## Written problem
Leave out every picture, then transcribe the rest of the listing exactly.

## Records

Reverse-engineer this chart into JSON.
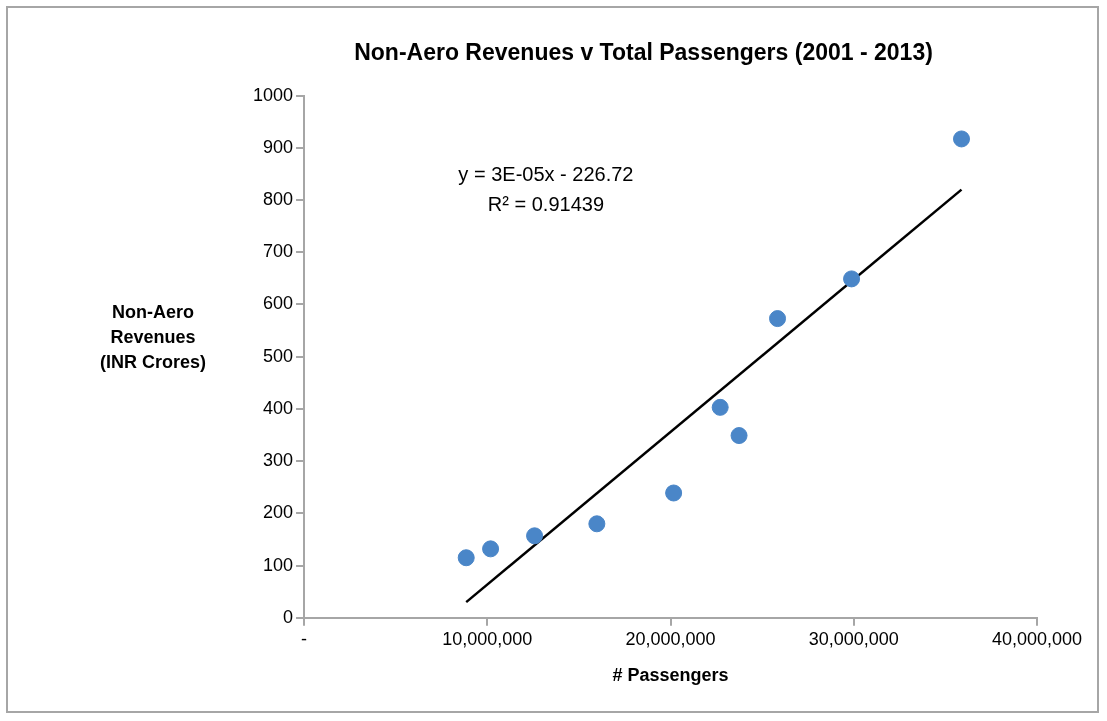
{
  "chart_data": {
    "type": "scatter",
    "title": "Non-Aero Revenues v Total Passengers (2001 - 2013)",
    "xlabel": "# Passengers",
    "ylabel": "Non-Aero Revenues (INR Crores)",
    "annotations": [
      "y = 3E-05x - 226.72",
      "R² = 0.91439"
    ],
    "series": [
      {
        "type": "scatter",
        "color": "#4a86c8",
        "marker": "circle",
        "x": [
          8850000,
          10180000,
          12580000,
          15980000,
          20170000,
          22710000,
          23740000,
          25840000,
          29880000,
          35880000
        ],
        "values": [
          115,
          132,
          157,
          180,
          239,
          403,
          349,
          573,
          649,
          917
        ]
      },
      {
        "type": "line",
        "color": "#000000",
        "marker": "none",
        "line_style": "solid",
        "x": [
          8850000,
          35880000
        ],
        "values": [
          30,
          820
        ]
      }
    ],
    "xlim": [
      0,
      40000000
    ],
    "xticks": [
      {
        "value": 0,
        "label": "-"
      },
      {
        "value": 10000000,
        "label": "10,000,000"
      },
      {
        "value": 20000000,
        "label": "20,000,000"
      },
      {
        "value": 30000000,
        "label": "30,000,000"
      },
      {
        "value": 40000000,
        "label": "40,000,000"
      }
    ],
    "ylim": [
      0,
      1000
    ],
    "yticks": [
      0,
      100,
      200,
      300,
      400,
      500,
      600,
      700,
      800,
      900,
      1000
    ],
    "grid": false,
    "legend": false
  }
}
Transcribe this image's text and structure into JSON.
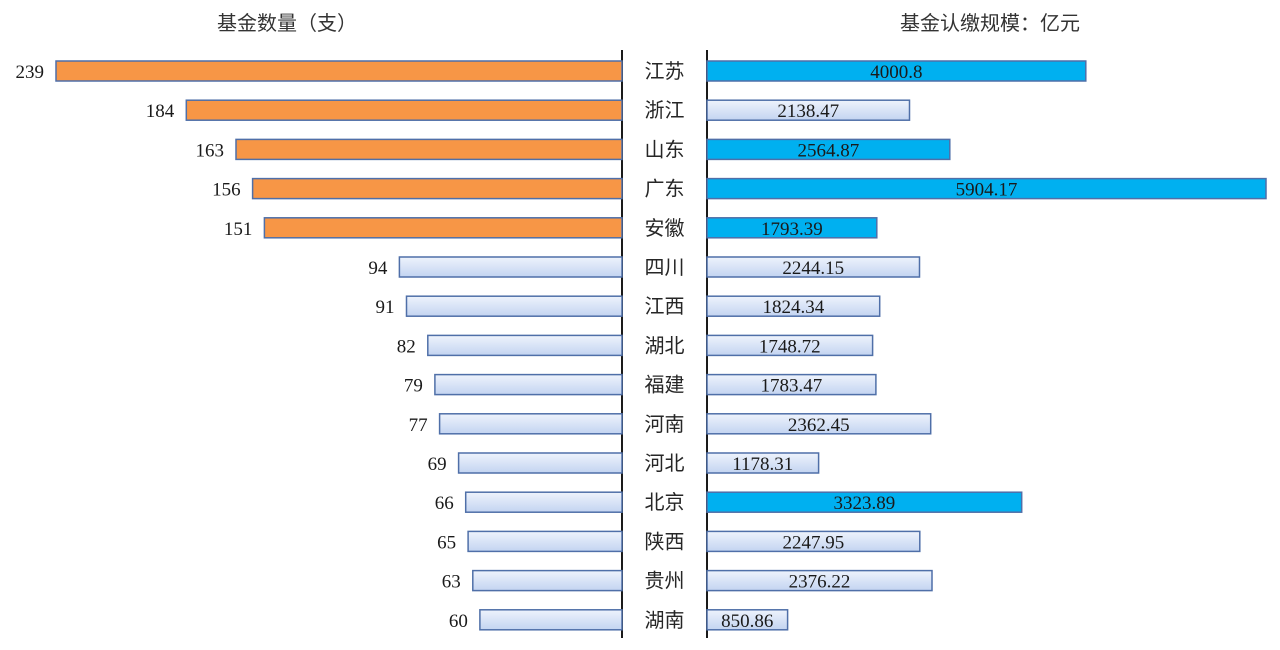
{
  "chart_data": {
    "type": "bar",
    "left_title": "基金数量（支）",
    "right_title": "基金认缴规模：亿元",
    "categories": [
      "江苏",
      "浙江",
      "山东",
      "广东",
      "安徽",
      "四川",
      "江西",
      "湖北",
      "福建",
      "河南",
      "河北",
      "北京",
      "陕西",
      "贵州",
      "湖南"
    ],
    "series": [
      {
        "name": "基金数量（支）",
        "values": [
          239,
          184,
          163,
          156,
          151,
          94,
          91,
          82,
          79,
          77,
          69,
          66,
          65,
          63,
          60
        ],
        "labels": [
          "239",
          "184",
          "163",
          "156",
          "151",
          "94",
          "91",
          "82",
          "79",
          "77",
          "69",
          "66",
          "65",
          "63",
          "60"
        ]
      },
      {
        "name": "基金认缴规模：亿元",
        "values": [
          4000.8,
          2138.47,
          2564.87,
          5904.17,
          1793.39,
          2244.15,
          1824.34,
          1748.72,
          1783.47,
          2362.45,
          1178.31,
          3323.89,
          2247.95,
          2376.22,
          850.86
        ],
        "labels": [
          "4000.8",
          "2138.47",
          "2564.87",
          "5904.17",
          "1793.39",
          "2244.15",
          "1824.34",
          "1748.72",
          "1783.47",
          "2362.45",
          "1178.31",
          "3323.89",
          "2247.95",
          "2376.22",
          "850.86"
        ]
      }
    ],
    "left_highlight": [
      true,
      true,
      true,
      true,
      true,
      false,
      false,
      false,
      false,
      false,
      false,
      false,
      false,
      false,
      false
    ],
    "right_highlight": [
      true,
      false,
      true,
      true,
      true,
      false,
      false,
      false,
      false,
      false,
      false,
      true,
      false,
      false,
      false
    ],
    "colors": {
      "left_highlight": "#F79646",
      "right_highlight": "#00B0F0",
      "plain_fill_top": "#EEF3FC",
      "plain_fill_bottom": "#C3D4F1",
      "bar_border": "#4F6FA8",
      "axis": "#1a1a1a"
    },
    "grid": false,
    "legend": "none"
  }
}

## Complete output
Reverse-engineer this chart into JSON.
{
  "chart_data": {
    "type": "scatter",
    "title": "Non-Aero Revenues v Total Passengers (2001 - 2013)",
    "xlabel": "# Passengers",
    "ylabel": "Non-Aero Revenues (INR Crores)",
    "annotations": [
      "y = 3E-05x - 226.72",
      "R² = 0.91439"
    ],
    "series": [
      {
        "type": "scatter",
        "color": "#4a86c8",
        "marker": "circle",
        "x": [
          8850000,
          10180000,
          12580000,
          15980000,
          20170000,
          22710000,
          23740000,
          25840000,
          29880000,
          35880000
        ],
        "values": [
          115,
          132,
          157,
          180,
          239,
          403,
          349,
          573,
          649,
          917
        ]
      },
      {
        "type": "line",
        "color": "#000000",
        "marker": "none",
        "line_style": "solid",
        "x": [
          8850000,
          35880000
        ],
        "values": [
          30,
          820
        ]
      }
    ],
    "xlim": [
      0,
      40000000
    ],
    "xticks": [
      {
        "value": 0,
        "label": "-"
      },
      {
        "value": 10000000,
        "label": "10,000,000"
      },
      {
        "value": 20000000,
        "label": "20,000,000"
      },
      {
        "value": 30000000,
        "label": "30,000,000"
      },
      {
        "value": 40000000,
        "label": "40,000,000"
      }
    ],
    "ylim": [
      0,
      1000
    ],
    "yticks": [
      0,
      100,
      200,
      300,
      400,
      500,
      600,
      700,
      800,
      900,
      1000
    ],
    "grid": false,
    "legend": false
  }
}
Transcribe this image's text and structure into JSON.
{
  "chart_data": {
    "type": "bar",
    "left_title": "基金数量（支）",
    "right_title": "基金认缴规模：亿元",
    "categories": [
      "江苏",
      "浙江",
      "山东",
      "广东",
      "安徽",
      "四川",
      "江西",
      "湖北",
      "福建",
      "河南",
      "河北",
      "北京",
      "陕西",
      "贵州",
      "湖南"
    ],
    "series": [
      {
        "name": "基金数量（支）",
        "values": [
          239,
          184,
          163,
          156,
          151,
          94,
          91,
          82,
          79,
          77,
          69,
          66,
          65,
          63,
          60
        ],
        "labels": [
          "239",
          "184",
          "163",
          "156",
          "151",
          "94",
          "91",
          "82",
          "79",
          "77",
          "69",
          "66",
          "65",
          "63",
          "60"
        ]
      },
      {
        "name": "基金认缴规模：亿元",
        "values": [
          4000.8,
          2138.47,
          2564.87,
          5904.17,
          1793.39,
          2244.15,
          1824.34,
          1748.72,
          1783.47,
          2362.45,
          1178.31,
          3323.89,
          2247.95,
          2376.22,
          850.86
        ],
        "labels": [
          "4000.8",
          "2138.47",
          "2564.87",
          "5904.17",
          "1793.39",
          "2244.15",
          "1824.34",
          "1748.72",
          "1783.47",
          "2362.45",
          "1178.31",
          "3323.89",
          "2247.95",
          "2376.22",
          "850.86"
        ]
      }
    ],
    "left_highlight": [
      true,
      true,
      true,
      true,
      true,
      false,
      false,
      false,
      false,
      false,
      false,
      false,
      false,
      false,
      false
    ],
    "right_highlight": [
      true,
      false,
      true,
      true,
      true,
      false,
      false,
      false,
      false,
      false,
      false,
      true,
      false,
      false,
      false
    ],
    "colors": {
      "left_highlight": "#F79646",
      "right_highlight": "#00B0F0",
      "plain_fill_top": "#EEF3FC",
      "plain_fill_bottom": "#C3D4F1",
      "bar_border": "#4F6FA8",
      "axis": "#1a1a1a"
    },
    "grid": false,
    "legend": "none"
  }
}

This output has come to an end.